INSTRUCTION>
Rewrite everything from the start of the listing down to the line containing "colorbar-segment xyxy=(165,54,188,65)", changing "rotor-plot" to "rotor-map" and leaving the rest unchanged. Return only those lines.

* Begin DATA *

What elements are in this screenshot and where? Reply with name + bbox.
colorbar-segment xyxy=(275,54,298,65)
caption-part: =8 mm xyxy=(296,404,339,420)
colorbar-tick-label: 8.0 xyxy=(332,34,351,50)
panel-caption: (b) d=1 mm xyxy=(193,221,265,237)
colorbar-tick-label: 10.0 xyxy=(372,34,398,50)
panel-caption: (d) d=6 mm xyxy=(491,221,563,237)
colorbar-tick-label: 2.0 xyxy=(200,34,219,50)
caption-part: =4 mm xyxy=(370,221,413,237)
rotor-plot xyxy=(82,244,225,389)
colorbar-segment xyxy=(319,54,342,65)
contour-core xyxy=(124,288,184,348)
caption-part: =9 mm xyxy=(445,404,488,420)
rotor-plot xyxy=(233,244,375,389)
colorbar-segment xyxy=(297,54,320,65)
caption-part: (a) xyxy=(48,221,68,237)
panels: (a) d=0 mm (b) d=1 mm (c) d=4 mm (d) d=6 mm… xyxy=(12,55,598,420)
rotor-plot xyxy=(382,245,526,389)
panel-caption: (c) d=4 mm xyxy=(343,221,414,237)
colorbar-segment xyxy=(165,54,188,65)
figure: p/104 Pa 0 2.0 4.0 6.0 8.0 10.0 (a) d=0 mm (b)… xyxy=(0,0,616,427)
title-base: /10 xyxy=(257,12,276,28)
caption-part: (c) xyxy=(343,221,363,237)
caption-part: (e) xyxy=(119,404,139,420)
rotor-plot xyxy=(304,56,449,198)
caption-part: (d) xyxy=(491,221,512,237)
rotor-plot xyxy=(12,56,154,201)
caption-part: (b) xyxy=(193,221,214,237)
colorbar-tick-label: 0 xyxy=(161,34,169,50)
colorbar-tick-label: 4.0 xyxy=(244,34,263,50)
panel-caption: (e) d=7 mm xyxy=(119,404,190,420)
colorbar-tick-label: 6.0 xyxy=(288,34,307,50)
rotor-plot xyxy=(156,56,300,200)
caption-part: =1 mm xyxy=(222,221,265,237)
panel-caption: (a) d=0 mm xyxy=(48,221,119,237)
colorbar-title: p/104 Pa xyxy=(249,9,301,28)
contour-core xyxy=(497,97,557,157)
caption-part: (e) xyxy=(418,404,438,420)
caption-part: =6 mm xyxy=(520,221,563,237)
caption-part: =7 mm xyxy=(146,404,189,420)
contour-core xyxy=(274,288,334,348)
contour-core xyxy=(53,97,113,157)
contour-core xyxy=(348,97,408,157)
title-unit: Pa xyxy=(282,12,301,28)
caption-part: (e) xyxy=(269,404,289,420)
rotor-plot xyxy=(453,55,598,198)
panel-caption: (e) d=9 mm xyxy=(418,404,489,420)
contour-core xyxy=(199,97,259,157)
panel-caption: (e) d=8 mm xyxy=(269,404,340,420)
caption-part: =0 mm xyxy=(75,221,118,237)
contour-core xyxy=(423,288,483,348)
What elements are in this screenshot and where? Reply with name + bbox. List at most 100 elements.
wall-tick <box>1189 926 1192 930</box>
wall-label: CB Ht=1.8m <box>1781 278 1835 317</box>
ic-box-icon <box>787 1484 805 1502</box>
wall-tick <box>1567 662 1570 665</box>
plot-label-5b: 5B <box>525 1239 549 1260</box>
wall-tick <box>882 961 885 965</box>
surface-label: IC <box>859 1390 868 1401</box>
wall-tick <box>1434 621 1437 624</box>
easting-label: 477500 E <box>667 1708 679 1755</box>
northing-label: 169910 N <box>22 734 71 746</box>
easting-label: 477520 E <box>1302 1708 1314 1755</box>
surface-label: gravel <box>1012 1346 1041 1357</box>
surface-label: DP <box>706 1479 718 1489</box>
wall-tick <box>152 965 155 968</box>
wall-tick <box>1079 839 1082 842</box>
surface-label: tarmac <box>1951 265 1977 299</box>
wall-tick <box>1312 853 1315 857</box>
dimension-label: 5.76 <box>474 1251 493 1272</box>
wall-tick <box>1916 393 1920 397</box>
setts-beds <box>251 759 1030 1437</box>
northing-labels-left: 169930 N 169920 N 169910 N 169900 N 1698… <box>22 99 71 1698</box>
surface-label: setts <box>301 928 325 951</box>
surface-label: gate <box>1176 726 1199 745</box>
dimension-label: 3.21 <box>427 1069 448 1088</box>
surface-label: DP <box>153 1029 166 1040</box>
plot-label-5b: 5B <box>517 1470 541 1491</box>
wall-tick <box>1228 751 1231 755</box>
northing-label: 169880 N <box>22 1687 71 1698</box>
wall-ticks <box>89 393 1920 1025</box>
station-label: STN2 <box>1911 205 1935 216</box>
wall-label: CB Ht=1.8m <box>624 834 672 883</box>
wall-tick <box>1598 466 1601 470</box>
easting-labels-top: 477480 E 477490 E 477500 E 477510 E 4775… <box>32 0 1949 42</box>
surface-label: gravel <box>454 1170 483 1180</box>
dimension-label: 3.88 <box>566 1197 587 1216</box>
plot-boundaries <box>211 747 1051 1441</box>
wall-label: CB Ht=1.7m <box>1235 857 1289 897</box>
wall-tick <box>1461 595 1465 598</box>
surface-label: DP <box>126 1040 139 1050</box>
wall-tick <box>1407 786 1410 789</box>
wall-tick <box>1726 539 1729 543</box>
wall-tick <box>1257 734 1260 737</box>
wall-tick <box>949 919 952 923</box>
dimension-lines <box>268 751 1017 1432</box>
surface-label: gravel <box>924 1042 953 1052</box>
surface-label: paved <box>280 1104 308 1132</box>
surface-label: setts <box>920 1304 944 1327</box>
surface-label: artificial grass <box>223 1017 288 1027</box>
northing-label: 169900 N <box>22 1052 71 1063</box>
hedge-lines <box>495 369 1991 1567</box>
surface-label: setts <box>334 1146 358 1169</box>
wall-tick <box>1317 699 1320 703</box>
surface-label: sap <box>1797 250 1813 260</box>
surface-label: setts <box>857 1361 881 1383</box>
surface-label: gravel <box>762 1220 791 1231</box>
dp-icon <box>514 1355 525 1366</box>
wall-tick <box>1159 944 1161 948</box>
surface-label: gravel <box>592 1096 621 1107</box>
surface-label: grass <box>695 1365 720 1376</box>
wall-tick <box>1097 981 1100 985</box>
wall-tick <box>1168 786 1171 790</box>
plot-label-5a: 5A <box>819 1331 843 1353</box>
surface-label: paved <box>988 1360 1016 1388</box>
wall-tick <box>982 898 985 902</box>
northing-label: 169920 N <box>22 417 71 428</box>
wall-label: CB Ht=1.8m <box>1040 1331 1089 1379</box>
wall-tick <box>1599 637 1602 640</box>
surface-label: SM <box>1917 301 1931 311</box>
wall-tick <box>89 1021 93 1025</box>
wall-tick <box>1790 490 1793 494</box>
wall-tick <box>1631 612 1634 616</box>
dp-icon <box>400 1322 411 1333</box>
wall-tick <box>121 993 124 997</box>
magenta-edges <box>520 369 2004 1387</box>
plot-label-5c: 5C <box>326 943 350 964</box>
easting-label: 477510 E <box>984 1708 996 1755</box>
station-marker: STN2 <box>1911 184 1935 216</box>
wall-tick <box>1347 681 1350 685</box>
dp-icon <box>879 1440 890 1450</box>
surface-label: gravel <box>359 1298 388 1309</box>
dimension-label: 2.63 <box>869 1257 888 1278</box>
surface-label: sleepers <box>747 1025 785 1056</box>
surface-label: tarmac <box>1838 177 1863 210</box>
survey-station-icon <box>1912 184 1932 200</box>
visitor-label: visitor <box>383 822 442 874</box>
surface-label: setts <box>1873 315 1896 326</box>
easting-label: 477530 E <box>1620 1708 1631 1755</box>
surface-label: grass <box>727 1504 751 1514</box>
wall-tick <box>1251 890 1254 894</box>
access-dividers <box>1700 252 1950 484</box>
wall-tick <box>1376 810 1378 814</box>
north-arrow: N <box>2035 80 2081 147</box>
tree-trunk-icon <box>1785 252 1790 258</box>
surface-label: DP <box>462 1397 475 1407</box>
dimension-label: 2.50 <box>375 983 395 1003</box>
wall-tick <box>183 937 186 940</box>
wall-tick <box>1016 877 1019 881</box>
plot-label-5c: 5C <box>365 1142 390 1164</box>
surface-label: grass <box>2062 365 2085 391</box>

* End DATA *

REPLY TO THE TASK>
What elements are in this screenshot and where? Reply with name + bbox.
colorbar-segment xyxy=(275,54,298,65)
caption-part: =8 mm xyxy=(296,404,339,420)
colorbar-tick-label: 8.0 xyxy=(332,34,351,50)
panel-caption: (b) d=1 mm xyxy=(193,221,265,237)
colorbar-tick-label: 10.0 xyxy=(372,34,398,50)
panel-caption: (d) d=6 mm xyxy=(491,221,563,237)
colorbar-tick-label: 2.0 xyxy=(200,34,219,50)
caption-part: =4 mm xyxy=(370,221,413,237)
rotor-map xyxy=(82,244,225,389)
colorbar-segment xyxy=(319,54,342,65)
contour-core xyxy=(124,288,184,348)
caption-part: =9 mm xyxy=(445,404,488,420)
rotor-map xyxy=(233,244,375,389)
colorbar-segment xyxy=(297,54,320,65)
caption-part: (a) xyxy=(48,221,68,237)
panels: (a) d=0 mm (b) d=1 mm (c) d=4 mm (d) d=6 mm… xyxy=(12,55,598,420)
rotor-map xyxy=(382,245,526,389)
panel-caption: (c) d=4 mm xyxy=(343,221,414,237)
colorbar-segment xyxy=(165,54,188,65)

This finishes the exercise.